▸ **Work required**:
Pull every "steps" line out of the data below.

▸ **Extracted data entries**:
:::
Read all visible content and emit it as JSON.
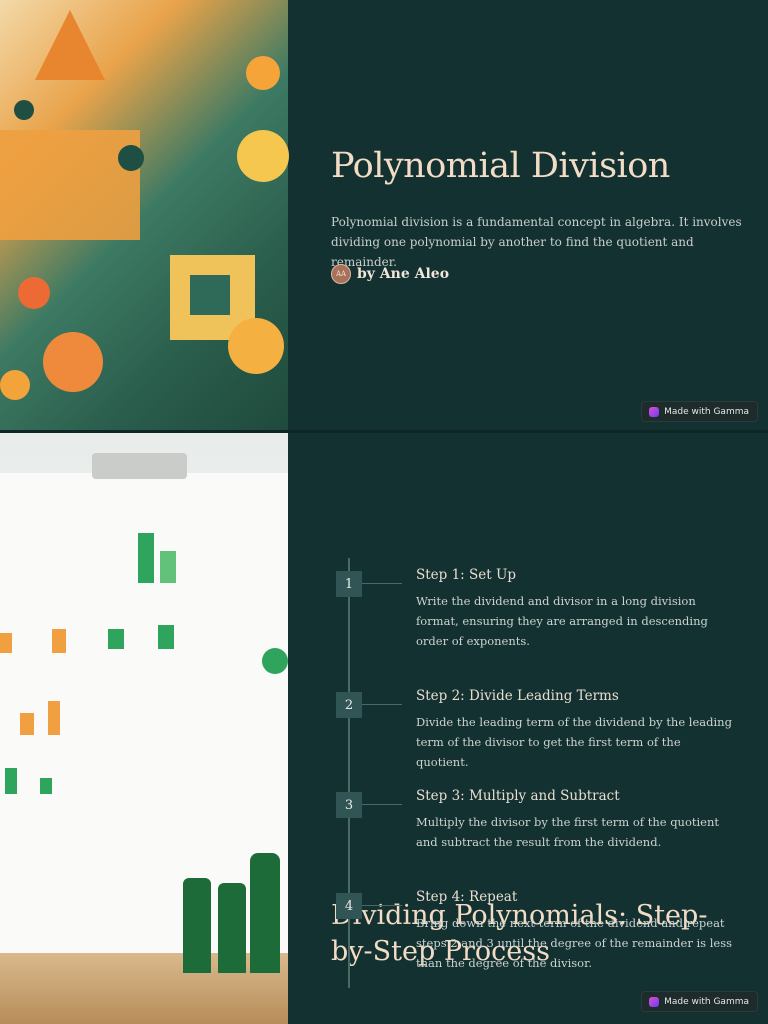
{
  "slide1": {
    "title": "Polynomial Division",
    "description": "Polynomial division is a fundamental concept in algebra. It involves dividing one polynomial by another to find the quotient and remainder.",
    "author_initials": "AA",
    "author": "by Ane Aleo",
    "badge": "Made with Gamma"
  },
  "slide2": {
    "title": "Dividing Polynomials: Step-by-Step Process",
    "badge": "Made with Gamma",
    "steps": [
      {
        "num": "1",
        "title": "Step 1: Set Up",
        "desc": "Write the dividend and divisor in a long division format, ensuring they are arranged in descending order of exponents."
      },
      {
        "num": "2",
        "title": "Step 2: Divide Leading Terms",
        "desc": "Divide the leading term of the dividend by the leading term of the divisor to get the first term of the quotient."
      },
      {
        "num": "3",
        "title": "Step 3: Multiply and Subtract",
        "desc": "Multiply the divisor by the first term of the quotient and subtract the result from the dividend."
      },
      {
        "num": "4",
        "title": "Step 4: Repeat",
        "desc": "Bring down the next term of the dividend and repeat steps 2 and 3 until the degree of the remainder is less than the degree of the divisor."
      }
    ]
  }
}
:::
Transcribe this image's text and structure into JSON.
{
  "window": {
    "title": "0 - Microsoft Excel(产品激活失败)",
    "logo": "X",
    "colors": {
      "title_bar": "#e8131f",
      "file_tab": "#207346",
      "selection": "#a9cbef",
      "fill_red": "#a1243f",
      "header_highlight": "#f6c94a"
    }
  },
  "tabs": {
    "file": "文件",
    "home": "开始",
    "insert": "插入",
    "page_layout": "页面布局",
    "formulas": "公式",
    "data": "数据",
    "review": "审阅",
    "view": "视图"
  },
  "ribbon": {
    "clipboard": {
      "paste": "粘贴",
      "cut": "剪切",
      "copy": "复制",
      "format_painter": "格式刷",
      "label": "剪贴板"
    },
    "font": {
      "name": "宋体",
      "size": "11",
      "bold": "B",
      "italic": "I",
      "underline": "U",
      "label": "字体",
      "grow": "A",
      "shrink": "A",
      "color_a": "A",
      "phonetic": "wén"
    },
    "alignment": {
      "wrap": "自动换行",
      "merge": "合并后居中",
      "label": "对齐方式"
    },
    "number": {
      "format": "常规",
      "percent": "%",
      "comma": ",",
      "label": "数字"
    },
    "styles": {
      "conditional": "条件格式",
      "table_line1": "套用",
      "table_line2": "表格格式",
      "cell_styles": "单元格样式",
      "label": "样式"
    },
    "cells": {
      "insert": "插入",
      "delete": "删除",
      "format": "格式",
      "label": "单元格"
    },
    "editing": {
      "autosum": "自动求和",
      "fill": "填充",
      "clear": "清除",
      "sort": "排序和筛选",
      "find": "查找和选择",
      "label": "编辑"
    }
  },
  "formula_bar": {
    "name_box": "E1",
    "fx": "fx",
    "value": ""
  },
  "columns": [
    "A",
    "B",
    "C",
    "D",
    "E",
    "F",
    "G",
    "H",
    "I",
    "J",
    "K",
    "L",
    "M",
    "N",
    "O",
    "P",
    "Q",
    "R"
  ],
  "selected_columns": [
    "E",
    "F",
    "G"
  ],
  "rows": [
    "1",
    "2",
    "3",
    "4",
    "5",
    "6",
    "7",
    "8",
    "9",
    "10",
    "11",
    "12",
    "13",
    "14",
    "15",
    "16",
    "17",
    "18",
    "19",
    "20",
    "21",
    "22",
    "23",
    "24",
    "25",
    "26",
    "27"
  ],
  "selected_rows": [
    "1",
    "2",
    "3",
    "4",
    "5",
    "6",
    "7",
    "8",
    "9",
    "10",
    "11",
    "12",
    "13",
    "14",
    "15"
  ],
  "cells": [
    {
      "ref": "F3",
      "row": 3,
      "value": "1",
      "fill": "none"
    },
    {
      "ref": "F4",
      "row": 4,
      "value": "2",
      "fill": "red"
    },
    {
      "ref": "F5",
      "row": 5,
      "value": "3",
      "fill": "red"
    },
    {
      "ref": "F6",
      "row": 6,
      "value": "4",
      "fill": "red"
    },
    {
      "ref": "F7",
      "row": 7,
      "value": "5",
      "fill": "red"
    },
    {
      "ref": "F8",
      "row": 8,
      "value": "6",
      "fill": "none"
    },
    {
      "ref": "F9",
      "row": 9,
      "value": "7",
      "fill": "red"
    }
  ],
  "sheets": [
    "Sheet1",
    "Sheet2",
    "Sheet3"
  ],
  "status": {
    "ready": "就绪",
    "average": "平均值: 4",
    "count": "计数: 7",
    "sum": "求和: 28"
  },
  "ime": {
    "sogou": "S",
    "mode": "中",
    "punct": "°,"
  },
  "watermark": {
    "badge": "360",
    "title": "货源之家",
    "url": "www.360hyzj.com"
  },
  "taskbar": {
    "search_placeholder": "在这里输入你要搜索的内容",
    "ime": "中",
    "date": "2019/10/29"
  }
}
:::
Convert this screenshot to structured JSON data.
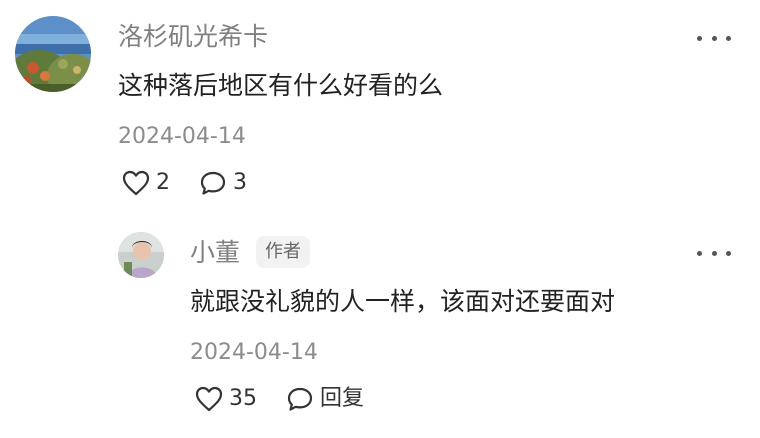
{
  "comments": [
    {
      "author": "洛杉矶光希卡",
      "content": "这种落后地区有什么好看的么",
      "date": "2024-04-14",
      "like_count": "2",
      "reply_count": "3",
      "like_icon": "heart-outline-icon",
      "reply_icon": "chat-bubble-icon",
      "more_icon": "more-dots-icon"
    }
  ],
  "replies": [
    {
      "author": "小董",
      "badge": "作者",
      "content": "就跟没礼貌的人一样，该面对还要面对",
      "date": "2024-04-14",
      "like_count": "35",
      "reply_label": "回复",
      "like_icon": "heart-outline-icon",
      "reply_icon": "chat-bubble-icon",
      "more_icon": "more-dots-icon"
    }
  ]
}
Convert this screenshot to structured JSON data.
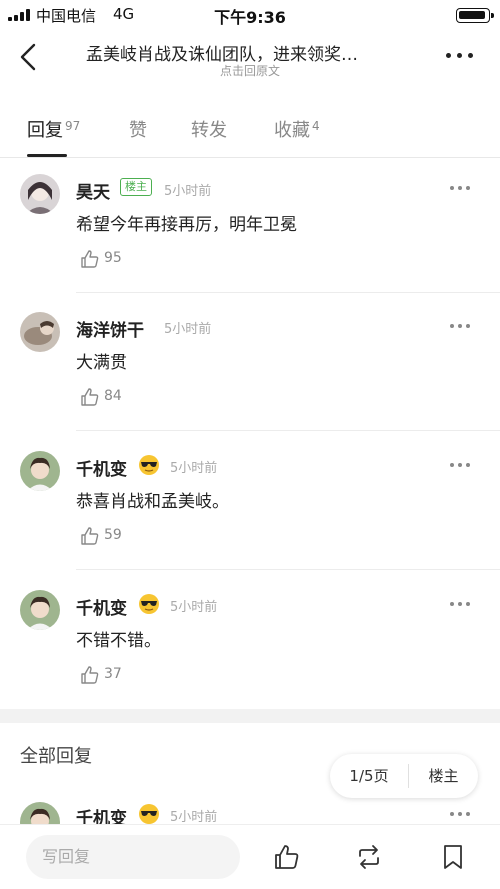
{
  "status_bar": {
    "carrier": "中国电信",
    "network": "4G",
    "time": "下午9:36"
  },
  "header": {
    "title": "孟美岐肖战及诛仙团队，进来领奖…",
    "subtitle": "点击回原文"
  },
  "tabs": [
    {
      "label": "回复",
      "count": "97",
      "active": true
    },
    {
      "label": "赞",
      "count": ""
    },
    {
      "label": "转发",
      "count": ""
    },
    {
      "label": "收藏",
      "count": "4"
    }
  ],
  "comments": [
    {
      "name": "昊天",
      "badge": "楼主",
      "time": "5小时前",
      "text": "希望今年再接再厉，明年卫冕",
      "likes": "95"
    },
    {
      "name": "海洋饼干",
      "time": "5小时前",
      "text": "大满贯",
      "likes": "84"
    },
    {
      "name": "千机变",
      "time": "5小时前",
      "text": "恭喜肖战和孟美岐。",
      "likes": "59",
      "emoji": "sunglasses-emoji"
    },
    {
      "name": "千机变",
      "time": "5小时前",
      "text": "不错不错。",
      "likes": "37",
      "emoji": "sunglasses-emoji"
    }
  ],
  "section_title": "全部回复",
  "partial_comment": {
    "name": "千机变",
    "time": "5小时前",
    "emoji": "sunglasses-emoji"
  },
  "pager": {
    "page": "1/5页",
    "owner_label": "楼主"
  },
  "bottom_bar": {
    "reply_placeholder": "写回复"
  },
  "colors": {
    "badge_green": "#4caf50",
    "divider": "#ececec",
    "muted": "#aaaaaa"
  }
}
:::
▸ **Written reply**:
    "steps": [
        "desc": "Bring down the next term of the dividend and repeat steps 2 and 3 until the degree of the remainder is less than the degree of the divisor."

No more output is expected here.